**Short task**:
Write out each line that follows exactly as it stands, without the pictures.
### Exercise material
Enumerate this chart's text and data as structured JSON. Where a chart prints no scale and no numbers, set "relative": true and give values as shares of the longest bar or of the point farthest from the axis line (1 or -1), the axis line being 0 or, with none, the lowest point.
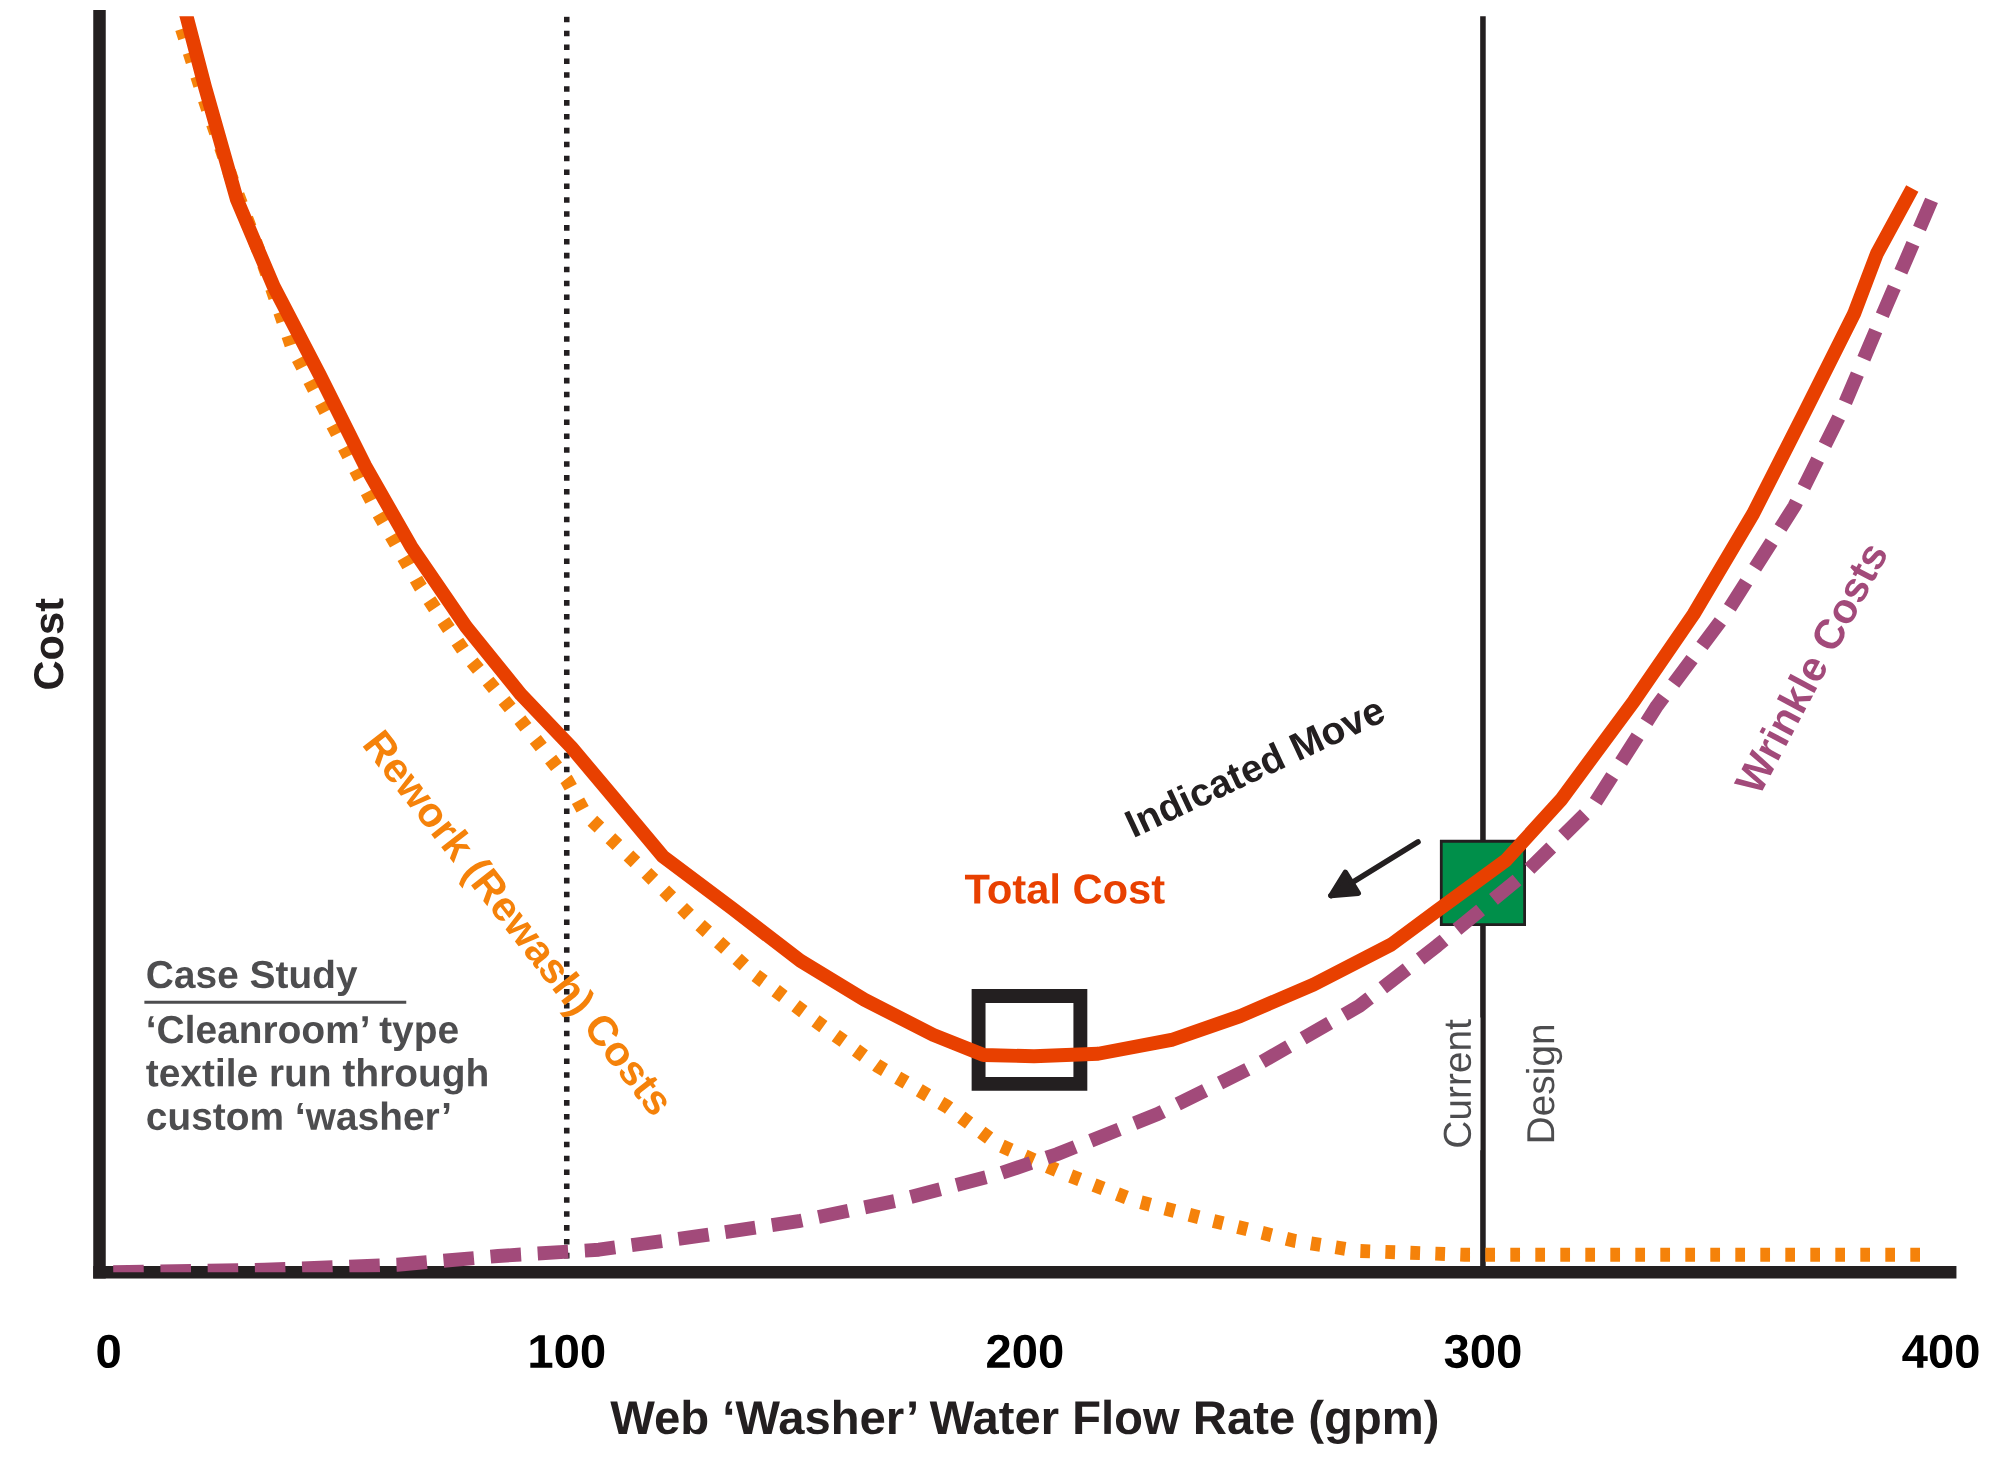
{
  "chart_data": {
    "type": "line",
    "relative": true,
    "xlabel": "Web ‘Washer’ Water Flow Rate (gpm)",
    "ylabel": "Cost",
    "xlim": [
      -2,
      402
    ],
    "xticks": [
      0,
      100,
      200,
      300,
      400
    ],
    "legend": false,
    "tick_labels": "x",
    "series": [
      {
        "name": "Total Cost",
        "color": "#e84000",
        "line_style": "solid",
        "x": [
          17,
          21,
          28,
          36,
          46,
          56,
          66,
          78,
          90,
          101,
          110,
          121,
          136,
          151,
          165,
          180,
          191,
          202,
          216,
          232,
          247,
          263,
          280,
          290,
          305,
          317,
          333,
          346,
          359,
          370,
          381,
          386,
          393
        ],
        "values": [
          1.0,
          0.944,
          0.854,
          0.785,
          0.715,
          0.642,
          0.578,
          0.514,
          0.46,
          0.418,
          0.379,
          0.331,
          0.29,
          0.248,
          0.217,
          0.189,
          0.173,
          0.172,
          0.174,
          0.185,
          0.204,
          0.229,
          0.261,
          0.288,
          0.328,
          0.376,
          0.455,
          0.524,
          0.604,
          0.683,
          0.763,
          0.811,
          0.858
        ]
      },
      {
        "name": "Rework (Rewash) Costs",
        "color": "#f5820a",
        "line_style": "dotted",
        "x": [
          16,
          21,
          27,
          34,
          40,
          49,
          58,
          68,
          78,
          90,
          100,
          104,
          116,
          128,
          141,
          154,
          168,
          183,
          194,
          209,
          224,
          241,
          259,
          273,
          296,
          398
        ],
        "values": [
          0.99,
          0.933,
          0.869,
          0.801,
          0.737,
          0.674,
          0.61,
          0.546,
          0.492,
          0.439,
          0.392,
          0.365,
          0.323,
          0.28,
          0.237,
          0.201,
          0.164,
          0.132,
          0.102,
          0.078,
          0.057,
          0.041,
          0.025,
          0.017,
          0.014,
          0.014
        ]
      },
      {
        "name": "Wrinkle Costs",
        "color": "#a24a7a",
        "line_style": "dashed",
        "x": [
          1,
          34,
          63,
          85,
          107,
          129,
          151,
          172,
          194,
          207,
          229,
          251,
          273,
          290,
          309,
          324,
          338,
          353,
          368,
          378,
          388,
          398
        ],
        "values": [
          0,
          0.002,
          0.006,
          0.013,
          0.018,
          0.029,
          0.041,
          0.057,
          0.078,
          0.094,
          0.126,
          0.166,
          0.212,
          0.26,
          0.317,
          0.371,
          0.451,
          0.524,
          0.61,
          0.683,
          0.769,
          0.854
        ]
      },
      {
        "type": "scatter",
        "marker": "square",
        "color": "#008f4a",
        "x": [
          300
        ],
        "values": [
          0.31
        ]
      }
    ],
    "ref_lines": [
      {
        "axis": "x",
        "value": 100,
        "color": "#231f20",
        "line_style": "dotted"
      },
      {
        "axis": "x",
        "value": 300,
        "color": "#231f20",
        "line_style": "solid",
        "label": "Current Design"
      }
    ],
    "annotations": [
      "Indicated Move",
      "Case Study",
      "‘Cleanroom’ type\ntextile run through\ncustom ‘washer’"
    ]
  }
}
######
**Solution to this task**:
Enumerate this chart's text and data as structured JSON. Where a chart prints no scale and no numbers, set "relative": true and give values as shares of the longest bar or of the point farthest from the axis line (1 or -1), the axis line being 0 or, with none, the lowest point.
{
  "chart_data": {
    "type": "line",
    "relative": true,
    "xlabel": "Web ‘Washer’ Water Flow Rate (gpm)",
    "ylabel": "Cost",
    "xlim": [
      -2,
      402
    ],
    "xticks": [
      0,
      100,
      200,
      300,
      400
    ],
    "legend": false,
    "tick_labels": "x",
    "series": [
      {
        "name": "Total Cost",
        "color": "#e84000",
        "line_style": "solid",
        "x": [
          17,
          21,
          28,
          36,
          46,
          56,
          66,
          78,
          90,
          101,
          110,
          121,
          136,
          151,
          165,
          180,
          191,
          202,
          216,
          232,
          247,
          263,
          280,
          290,
          305,
          317,
          333,
          346,
          359,
          370,
          381,
          386,
          393
        ],
        "values": [
          1.0,
          0.944,
          0.854,
          0.785,
          0.715,
          0.642,
          0.578,
          0.514,
          0.46,
          0.418,
          0.379,
          0.331,
          0.29,
          0.248,
          0.217,
          0.189,
          0.173,
          0.172,
          0.174,
          0.185,
          0.204,
          0.229,
          0.261,
          0.288,
          0.328,
          0.376,
          0.455,
          0.524,
          0.604,
          0.683,
          0.763,
          0.811,
          0.858
        ]
      },
      {
        "name": "Rework (Rewash) Costs",
        "color": "#f5820a",
        "line_style": "dotted",
        "x": [
          16,
          21,
          27,
          34,
          40,
          49,
          58,
          68,
          78,
          90,
          100,
          104,
          116,
          128,
          141,
          154,
          168,
          183,
          194,
          209,
          224,
          241,
          259,
          273,
          296,
          398
        ],
        "values": [
          0.99,
          0.933,
          0.869,
          0.801,
          0.737,
          0.674,
          0.61,
          0.546,
          0.492,
          0.439,
          0.392,
          0.365,
          0.323,
          0.28,
          0.237,
          0.201,
          0.164,
          0.132,
          0.102,
          0.078,
          0.057,
          0.041,
          0.025,
          0.017,
          0.014,
          0.014
        ]
      },
      {
        "name": "Wrinkle Costs",
        "color": "#a24a7a",
        "line_style": "dashed",
        "x": [
          1,
          34,
          63,
          85,
          107,
          129,
          151,
          172,
          194,
          207,
          229,
          251,
          273,
          290,
          309,
          324,
          338,
          353,
          368,
          378,
          388,
          398
        ],
        "values": [
          0,
          0.002,
          0.006,
          0.013,
          0.018,
          0.029,
          0.041,
          0.057,
          0.078,
          0.094,
          0.126,
          0.166,
          0.212,
          0.26,
          0.317,
          0.371,
          0.451,
          0.524,
          0.61,
          0.683,
          0.769,
          0.854
        ]
      },
      {
        "type": "scatter",
        "marker": "square",
        "color": "#008f4a",
        "x": [
          300
        ],
        "values": [
          0.31
        ]
      }
    ],
    "ref_lines": [
      {
        "axis": "x",
        "value": 100,
        "color": "#231f20",
        "line_style": "dotted"
      },
      {
        "axis": "x",
        "value": 300,
        "color": "#231f20",
        "line_style": "solid",
        "label": "Current Design"
      }
    ],
    "annotations": [
      "Indicated Move",
      "Case Study",
      "‘Cleanroom’ type\ntextile run through\ncustom ‘washer’"
    ]
  }
}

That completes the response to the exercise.